**Set problem**
Track down the lines that contain "page" and copy them.

**Extracted records**
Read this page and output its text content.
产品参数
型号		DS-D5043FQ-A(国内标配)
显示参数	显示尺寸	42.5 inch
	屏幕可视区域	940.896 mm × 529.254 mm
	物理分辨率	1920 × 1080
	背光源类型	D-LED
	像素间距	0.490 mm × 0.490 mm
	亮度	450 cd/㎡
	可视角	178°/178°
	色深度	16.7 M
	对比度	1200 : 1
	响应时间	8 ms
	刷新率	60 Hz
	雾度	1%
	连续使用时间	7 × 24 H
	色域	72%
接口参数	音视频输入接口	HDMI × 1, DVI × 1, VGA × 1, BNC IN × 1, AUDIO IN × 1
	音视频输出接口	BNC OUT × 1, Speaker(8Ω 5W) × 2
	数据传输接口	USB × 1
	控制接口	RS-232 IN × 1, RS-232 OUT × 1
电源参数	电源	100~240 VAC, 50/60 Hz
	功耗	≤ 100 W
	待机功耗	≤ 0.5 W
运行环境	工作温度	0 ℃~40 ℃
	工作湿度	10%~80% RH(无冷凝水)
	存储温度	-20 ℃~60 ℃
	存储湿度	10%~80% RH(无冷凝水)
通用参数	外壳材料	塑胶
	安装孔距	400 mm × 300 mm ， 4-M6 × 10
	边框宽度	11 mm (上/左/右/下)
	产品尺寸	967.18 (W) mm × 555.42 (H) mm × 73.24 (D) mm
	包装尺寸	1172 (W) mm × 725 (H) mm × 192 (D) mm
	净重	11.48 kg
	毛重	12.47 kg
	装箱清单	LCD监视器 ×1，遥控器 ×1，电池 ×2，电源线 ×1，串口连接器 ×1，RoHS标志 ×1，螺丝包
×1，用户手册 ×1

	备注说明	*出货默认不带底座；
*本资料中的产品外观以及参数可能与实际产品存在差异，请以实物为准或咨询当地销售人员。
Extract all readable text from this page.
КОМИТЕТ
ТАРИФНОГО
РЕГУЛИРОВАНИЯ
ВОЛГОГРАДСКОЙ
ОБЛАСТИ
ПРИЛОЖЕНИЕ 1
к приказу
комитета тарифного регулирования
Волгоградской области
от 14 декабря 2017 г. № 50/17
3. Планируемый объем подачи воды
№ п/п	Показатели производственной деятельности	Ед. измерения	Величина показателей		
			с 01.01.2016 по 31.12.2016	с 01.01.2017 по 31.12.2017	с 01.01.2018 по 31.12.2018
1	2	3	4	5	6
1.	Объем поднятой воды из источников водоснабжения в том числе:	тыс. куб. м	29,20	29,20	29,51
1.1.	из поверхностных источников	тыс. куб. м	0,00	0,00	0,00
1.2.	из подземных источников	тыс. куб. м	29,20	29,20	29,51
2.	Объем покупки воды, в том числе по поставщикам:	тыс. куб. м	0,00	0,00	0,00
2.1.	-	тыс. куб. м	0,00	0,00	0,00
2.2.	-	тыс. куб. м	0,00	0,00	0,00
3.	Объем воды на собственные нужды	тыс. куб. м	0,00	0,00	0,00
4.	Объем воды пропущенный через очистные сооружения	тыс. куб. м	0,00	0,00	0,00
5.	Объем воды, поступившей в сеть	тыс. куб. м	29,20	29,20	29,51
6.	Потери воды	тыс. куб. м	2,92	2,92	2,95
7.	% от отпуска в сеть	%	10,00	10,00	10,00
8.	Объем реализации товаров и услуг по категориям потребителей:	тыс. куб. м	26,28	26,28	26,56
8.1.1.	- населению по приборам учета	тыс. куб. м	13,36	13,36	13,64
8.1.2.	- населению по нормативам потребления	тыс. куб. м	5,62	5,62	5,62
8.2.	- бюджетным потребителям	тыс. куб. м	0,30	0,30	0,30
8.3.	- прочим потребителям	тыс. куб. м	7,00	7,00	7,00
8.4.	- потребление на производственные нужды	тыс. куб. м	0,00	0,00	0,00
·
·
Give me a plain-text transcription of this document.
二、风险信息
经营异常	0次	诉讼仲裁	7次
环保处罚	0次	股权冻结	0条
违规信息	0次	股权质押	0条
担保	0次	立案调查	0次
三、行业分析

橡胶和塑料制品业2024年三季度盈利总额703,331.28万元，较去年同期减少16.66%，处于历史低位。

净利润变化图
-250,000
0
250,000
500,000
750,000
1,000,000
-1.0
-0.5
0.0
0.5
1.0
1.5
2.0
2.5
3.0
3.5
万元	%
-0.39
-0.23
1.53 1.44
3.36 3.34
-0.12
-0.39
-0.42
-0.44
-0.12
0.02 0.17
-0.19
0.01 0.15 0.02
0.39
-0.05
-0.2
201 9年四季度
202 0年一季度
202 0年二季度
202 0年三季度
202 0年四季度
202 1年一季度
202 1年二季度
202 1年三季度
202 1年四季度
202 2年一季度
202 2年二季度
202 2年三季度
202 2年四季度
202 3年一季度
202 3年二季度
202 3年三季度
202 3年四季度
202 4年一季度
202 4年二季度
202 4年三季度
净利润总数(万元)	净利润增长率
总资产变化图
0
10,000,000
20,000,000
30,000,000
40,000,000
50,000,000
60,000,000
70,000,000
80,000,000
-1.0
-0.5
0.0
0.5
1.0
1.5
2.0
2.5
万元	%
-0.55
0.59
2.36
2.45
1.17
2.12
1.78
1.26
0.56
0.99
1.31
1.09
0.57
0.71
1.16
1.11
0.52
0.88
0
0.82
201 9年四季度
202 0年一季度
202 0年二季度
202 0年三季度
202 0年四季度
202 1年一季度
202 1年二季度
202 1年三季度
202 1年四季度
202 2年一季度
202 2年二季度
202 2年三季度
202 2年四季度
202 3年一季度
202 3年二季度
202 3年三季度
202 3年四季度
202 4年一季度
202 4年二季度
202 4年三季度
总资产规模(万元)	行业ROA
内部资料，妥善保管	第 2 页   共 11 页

**Answer below**
Read this page and output its text content.
Extract all readable text from this page.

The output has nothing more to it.